## start Supplied material

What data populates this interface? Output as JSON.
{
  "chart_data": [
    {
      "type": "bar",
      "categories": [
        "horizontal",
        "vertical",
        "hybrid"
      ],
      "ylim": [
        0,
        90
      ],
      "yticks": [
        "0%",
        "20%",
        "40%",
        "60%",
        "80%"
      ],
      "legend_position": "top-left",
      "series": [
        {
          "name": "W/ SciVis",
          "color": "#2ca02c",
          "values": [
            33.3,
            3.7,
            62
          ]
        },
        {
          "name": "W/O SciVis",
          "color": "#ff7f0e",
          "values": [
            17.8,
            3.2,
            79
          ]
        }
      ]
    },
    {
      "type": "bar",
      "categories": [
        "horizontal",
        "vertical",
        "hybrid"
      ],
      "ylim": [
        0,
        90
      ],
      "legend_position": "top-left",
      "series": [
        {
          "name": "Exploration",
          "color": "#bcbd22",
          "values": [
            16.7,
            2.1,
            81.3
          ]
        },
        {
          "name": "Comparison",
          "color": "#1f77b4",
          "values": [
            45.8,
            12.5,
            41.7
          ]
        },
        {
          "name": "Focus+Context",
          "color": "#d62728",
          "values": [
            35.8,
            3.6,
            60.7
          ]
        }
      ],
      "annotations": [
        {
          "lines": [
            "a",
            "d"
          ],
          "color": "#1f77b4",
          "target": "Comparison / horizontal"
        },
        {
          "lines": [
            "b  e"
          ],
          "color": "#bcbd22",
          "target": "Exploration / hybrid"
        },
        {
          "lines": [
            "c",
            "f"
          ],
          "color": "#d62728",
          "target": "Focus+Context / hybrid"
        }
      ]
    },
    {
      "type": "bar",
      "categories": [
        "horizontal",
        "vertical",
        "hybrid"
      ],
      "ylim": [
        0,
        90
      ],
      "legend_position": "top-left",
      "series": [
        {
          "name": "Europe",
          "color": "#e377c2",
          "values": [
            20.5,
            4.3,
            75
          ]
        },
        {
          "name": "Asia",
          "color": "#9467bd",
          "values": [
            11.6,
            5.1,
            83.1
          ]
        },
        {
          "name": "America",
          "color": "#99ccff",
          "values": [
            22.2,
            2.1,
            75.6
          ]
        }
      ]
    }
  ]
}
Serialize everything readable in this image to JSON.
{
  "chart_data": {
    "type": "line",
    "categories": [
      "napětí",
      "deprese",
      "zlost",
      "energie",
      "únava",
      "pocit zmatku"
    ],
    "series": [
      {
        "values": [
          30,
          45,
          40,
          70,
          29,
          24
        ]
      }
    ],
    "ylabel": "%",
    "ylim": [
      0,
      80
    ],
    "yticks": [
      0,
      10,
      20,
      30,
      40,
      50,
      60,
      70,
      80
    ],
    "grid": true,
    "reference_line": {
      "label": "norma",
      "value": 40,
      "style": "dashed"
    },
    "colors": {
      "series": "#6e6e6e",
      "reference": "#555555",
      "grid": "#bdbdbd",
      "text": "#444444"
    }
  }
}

## end Supplied material

Write out the data again, exactly and in full.

* Written response *
What data populates this interface? Output as JSON.
{
  "chart_data": [
    {
      "type": "bar",
      "categories": [
        "horizontal",
        "vertical",
        "hybrid"
      ],
      "ylim": [
        0,
        90
      ],
      "yticks": [
        "0%",
        "20%",
        "40%",
        "60%",
        "80%"
      ],
      "legend_position": "top-left",
      "series": [
        {
          "name": "W/ SciVis",
          "color": "#2ca02c",
          "values": [
            33.3,
            3.7,
            62
          ]
        },
        {
          "name": "W/O SciVis",
          "color": "#ff7f0e",
          "values": [
            17.8,
            3.2,
            79
          ]
        }
      ]
    },
    {
      "type": "bar",
      "categories": [
        "horizontal",
        "vertical",
        "hybrid"
      ],
      "ylim": [
        0,
        90
      ],
      "legend_position": "top-left",
      "series": [
        {
          "name": "Exploration",
          "color": "#bcbd22",
          "values": [
            16.7,
            2.1,
            81.3
          ]
        },
        {
          "name": "Comparison",
          "color": "#1f77b4",
          "values": [
            45.8,
            12.5,
            41.7
          ]
        },
        {
          "name": "Focus+Context",
          "color": "#d62728",
          "values": [
            35.8,
            3.6,
            60.7
          ]
        }
      ],
      "annotations": [
        {
          "lines": [
            "a",
            "d"
          ],
          "color": "#1f77b4",
          "target": "Comparison / horizontal"
        },
        {
          "lines": [
            "b  e"
          ],
          "color": "#bcbd22",
          "target": "Exploration / hybrid"
        },
        {
          "lines": [
            "c",
            "f"
          ],
          "color": "#d62728",
          "target": "Focus+Context / hybrid"
        }
      ]
    },
    {
      "type": "bar",
      "categories": [
        "horizontal",
        "vertical",
        "hybrid"
      ],
      "ylim": [
        0,
        90
      ],
      "legend_position": "top-left",
      "series": [
        {
          "name": "Europe",
          "color": "#e377c2",
          "values": [
            20.5,
            4.3,
            75
          ]
        },
        {
          "name": "Asia",
          "color": "#9467bd",
          "values": [
            11.6,
            5.1,
            83.1
          ]
        },
        {
          "name": "America",
          "color": "#99ccff",
          "values": [
            22.2,
            2.1,
            75.6
          ]
        }
      ]
    }
  ]
}
Serialize everything readable in this image to JSON.
{
  "chart_data": {
    "type": "line",
    "categories": [
      "napětí",
      "deprese",
      "zlost",
      "energie",
      "únava",
      "pocit zmatku"
    ],
    "series": [
      {
        "values": [
          30,
          45,
          40,
          70,
          29,
          24
        ]
      }
    ],
    "ylabel": "%",
    "ylim": [
      0,
      80
    ],
    "yticks": [
      0,
      10,
      20,
      30,
      40,
      50,
      60,
      70,
      80
    ],
    "grid": true,
    "reference_line": {
      "label": "norma",
      "value": 40,
      "style": "dashed"
    },
    "colors": {
      "series": "#6e6e6e",
      "reference": "#555555",
      "grid": "#bdbdbd",
      "text": "#444444"
    }
  }
}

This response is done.